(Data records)
━━━━━━

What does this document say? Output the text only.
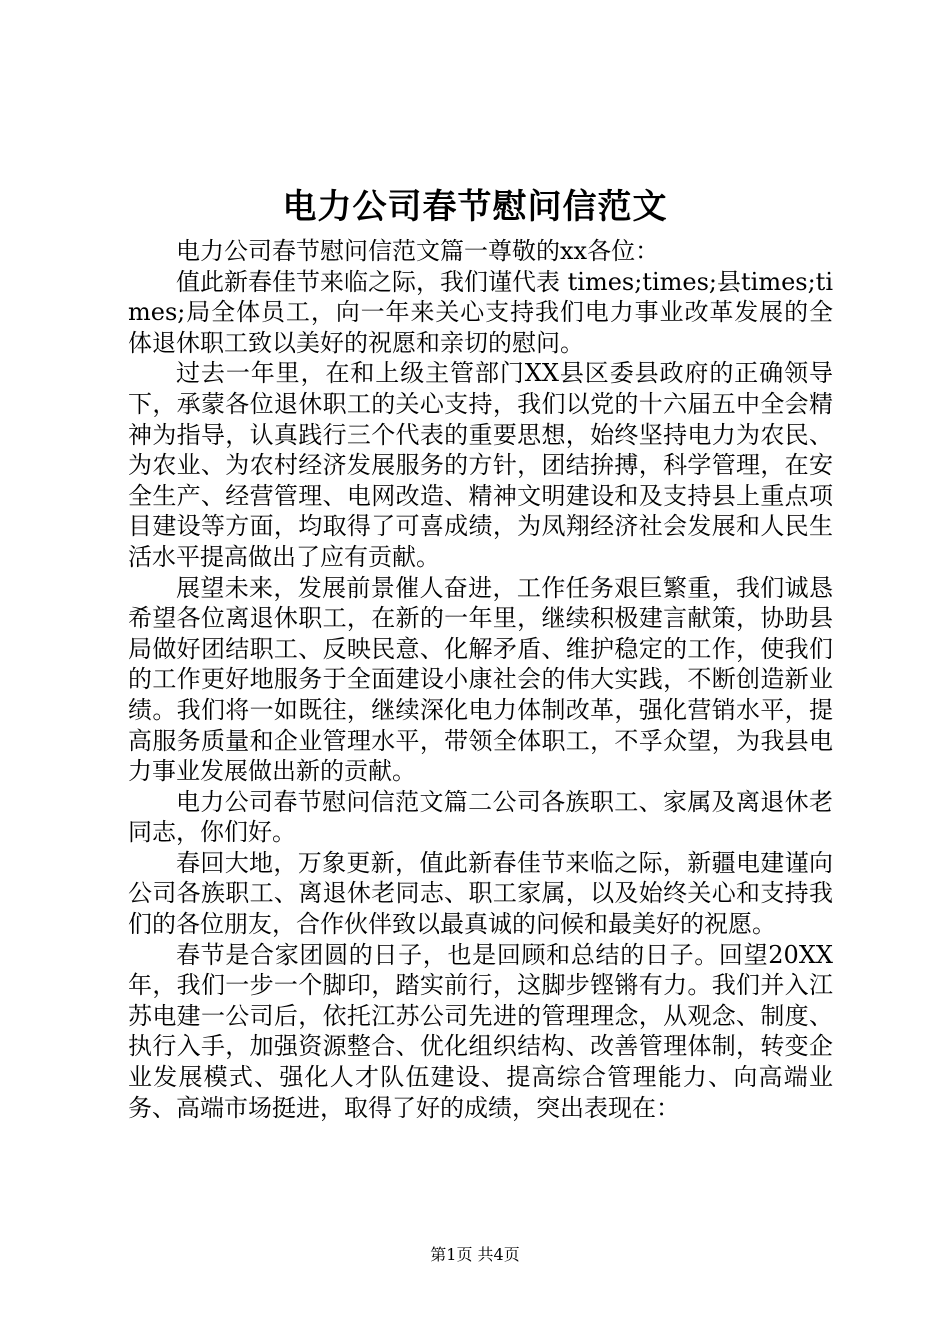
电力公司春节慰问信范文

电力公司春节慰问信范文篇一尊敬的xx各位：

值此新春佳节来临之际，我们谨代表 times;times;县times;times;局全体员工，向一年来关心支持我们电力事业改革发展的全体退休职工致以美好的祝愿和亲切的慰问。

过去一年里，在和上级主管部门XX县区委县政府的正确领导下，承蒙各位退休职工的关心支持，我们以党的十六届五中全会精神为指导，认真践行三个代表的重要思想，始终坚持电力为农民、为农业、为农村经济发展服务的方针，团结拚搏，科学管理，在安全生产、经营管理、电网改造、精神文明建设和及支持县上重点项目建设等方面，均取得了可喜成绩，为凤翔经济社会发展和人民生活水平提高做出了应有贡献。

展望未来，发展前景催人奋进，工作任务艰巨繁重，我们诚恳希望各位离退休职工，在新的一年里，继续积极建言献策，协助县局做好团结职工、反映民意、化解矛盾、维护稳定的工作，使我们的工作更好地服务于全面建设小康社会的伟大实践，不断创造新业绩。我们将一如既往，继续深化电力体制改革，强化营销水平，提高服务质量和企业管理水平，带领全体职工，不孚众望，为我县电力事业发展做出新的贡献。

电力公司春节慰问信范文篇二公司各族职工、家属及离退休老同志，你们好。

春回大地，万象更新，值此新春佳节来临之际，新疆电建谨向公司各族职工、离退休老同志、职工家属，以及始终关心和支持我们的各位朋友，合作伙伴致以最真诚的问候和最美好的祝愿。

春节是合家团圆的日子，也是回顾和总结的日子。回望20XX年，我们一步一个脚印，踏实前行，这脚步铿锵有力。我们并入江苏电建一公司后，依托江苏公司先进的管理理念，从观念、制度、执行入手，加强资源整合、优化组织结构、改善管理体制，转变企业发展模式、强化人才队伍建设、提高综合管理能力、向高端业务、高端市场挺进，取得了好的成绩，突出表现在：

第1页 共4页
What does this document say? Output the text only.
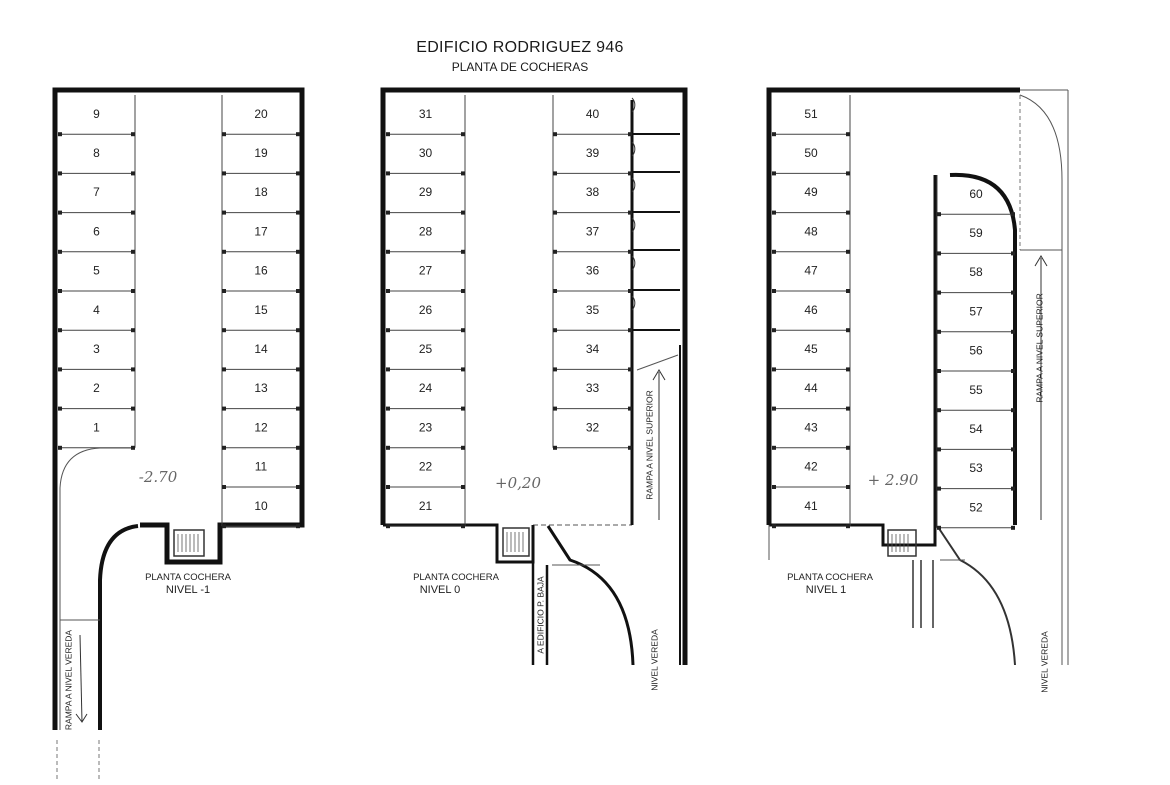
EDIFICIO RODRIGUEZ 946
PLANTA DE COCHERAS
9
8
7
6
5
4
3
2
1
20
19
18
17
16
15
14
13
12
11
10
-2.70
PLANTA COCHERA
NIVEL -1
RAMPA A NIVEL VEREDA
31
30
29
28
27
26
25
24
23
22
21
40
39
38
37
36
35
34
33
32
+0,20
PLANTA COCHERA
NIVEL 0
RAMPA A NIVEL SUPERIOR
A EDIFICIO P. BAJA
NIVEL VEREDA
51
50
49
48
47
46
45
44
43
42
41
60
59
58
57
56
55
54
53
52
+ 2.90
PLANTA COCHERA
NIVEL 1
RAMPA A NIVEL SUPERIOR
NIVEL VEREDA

━━━━━━

## What to do
Search the entries for the string "NIVEL" and collect each line that has it.

## Reply
NIVEL -1
RAMPA A NIVEL VEREDA
NIVEL 0
RAMPA A NIVEL SUPERIOR
NIVEL VEREDA
NIVEL 1
RAMPA A NIVEL SUPERIOR
NIVEL VEREDA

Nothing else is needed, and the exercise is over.